**Written task:** Exclude the pictures, then repeat the remaining data exactly.

**Provided data:**
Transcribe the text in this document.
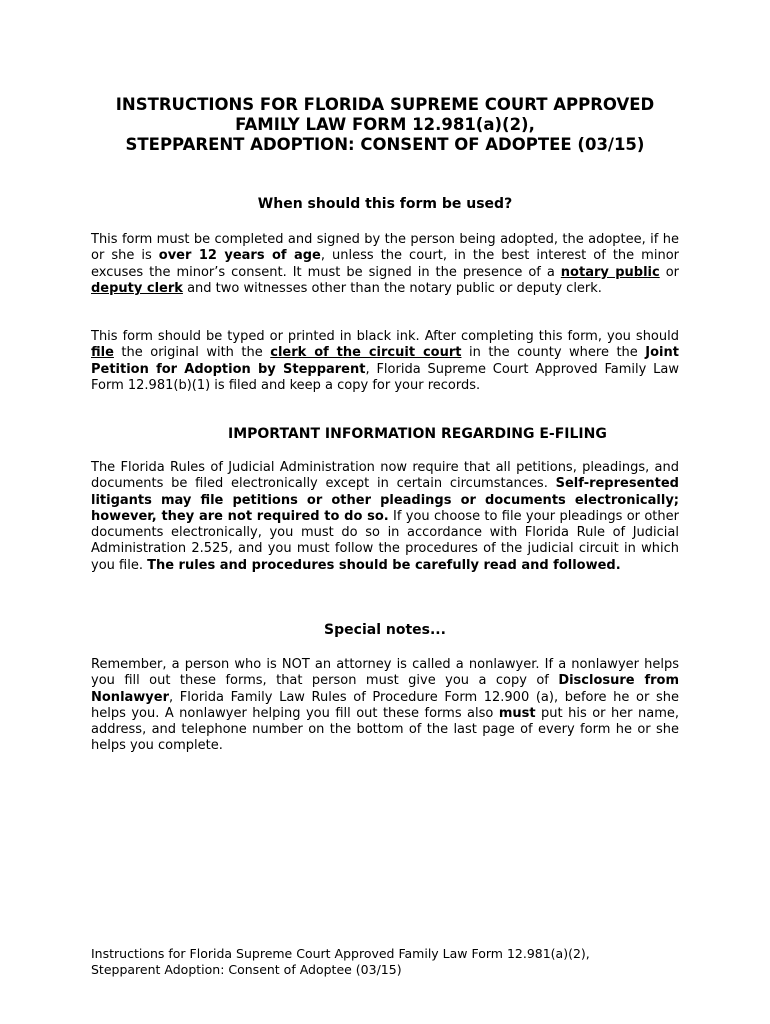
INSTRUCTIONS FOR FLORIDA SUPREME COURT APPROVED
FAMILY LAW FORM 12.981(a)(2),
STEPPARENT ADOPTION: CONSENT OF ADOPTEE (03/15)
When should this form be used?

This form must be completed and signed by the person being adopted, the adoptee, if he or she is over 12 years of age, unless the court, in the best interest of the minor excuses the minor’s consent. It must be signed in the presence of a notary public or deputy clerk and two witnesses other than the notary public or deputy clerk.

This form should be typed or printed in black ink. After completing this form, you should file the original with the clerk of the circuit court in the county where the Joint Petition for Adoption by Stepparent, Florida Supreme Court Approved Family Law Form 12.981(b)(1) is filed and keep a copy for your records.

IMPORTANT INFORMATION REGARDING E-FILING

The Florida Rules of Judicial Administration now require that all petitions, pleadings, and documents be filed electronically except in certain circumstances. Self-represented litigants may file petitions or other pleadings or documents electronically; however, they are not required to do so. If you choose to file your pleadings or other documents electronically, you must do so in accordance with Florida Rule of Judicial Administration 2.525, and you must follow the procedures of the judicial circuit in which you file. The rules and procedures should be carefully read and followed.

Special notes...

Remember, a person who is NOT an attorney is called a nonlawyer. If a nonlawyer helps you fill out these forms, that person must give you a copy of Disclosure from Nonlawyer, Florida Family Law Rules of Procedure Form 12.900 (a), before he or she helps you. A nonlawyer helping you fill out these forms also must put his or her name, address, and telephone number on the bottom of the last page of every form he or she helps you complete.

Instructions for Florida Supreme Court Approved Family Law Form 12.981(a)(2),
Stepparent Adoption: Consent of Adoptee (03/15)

**Response:**
Transcribe the text in this document.
INSTRUCTIONS FOR FLORIDA SUPREME COURT APPROVED
FAMILY LAW FORM 12.981(a)(2),
STEPPARENT ADOPTION: CONSENT OF ADOPTEE (03/15)
When should this form be used?

This form must be completed and signed by the person being adopted, the adoptee, if he or she is over 12 years of age, unless the court, in the best interest of the minor excuses the minor’s consent. It must be signed in the presence of a notary public or deputy clerk and two witnesses other than the notary public or deputy clerk.

This form should be typed or printed in black ink. After completing this form, you should file the original with the clerk of the circuit court in the county where the Joint Petition for Adoption by Stepparent, Florida Supreme Court Approved Family Law Form 12.981(b)(1) is filed and keep a copy for your records.

IMPORTANT INFORMATION REGARDING E-FILING

The Florida Rules of Judicial Administration now require that all petitions, pleadings, and documents be filed electronically except in certain circumstances. Self-represented litigants may file petitions or other pleadings or documents electronically; however, they are not required to do so. If you choose to file your pleadings or other documents electronically, you must do so in accordance with Florida Rule of Judicial Administration 2.525, and you must follow the procedures of the judicial circuit in which you file. The rules and procedures should be carefully read and followed.

Special notes...

Remember, a person who is NOT an attorney is called a nonlawyer. If a nonlawyer helps you fill out these forms, that person must give you a copy of Disclosure from Nonlawyer, Florida Family Law Rules of Procedure Form 12.900 (a), before he or she helps you. A nonlawyer helping you fill out these forms also must put his or her name, address, and telephone number on the bottom of the last page of every form he or she helps you complete.

Instructions for Florida Supreme Court Approved Family Law Form 12.981(a)(2),
Stepparent Adoption: Consent of Adoptee (03/15)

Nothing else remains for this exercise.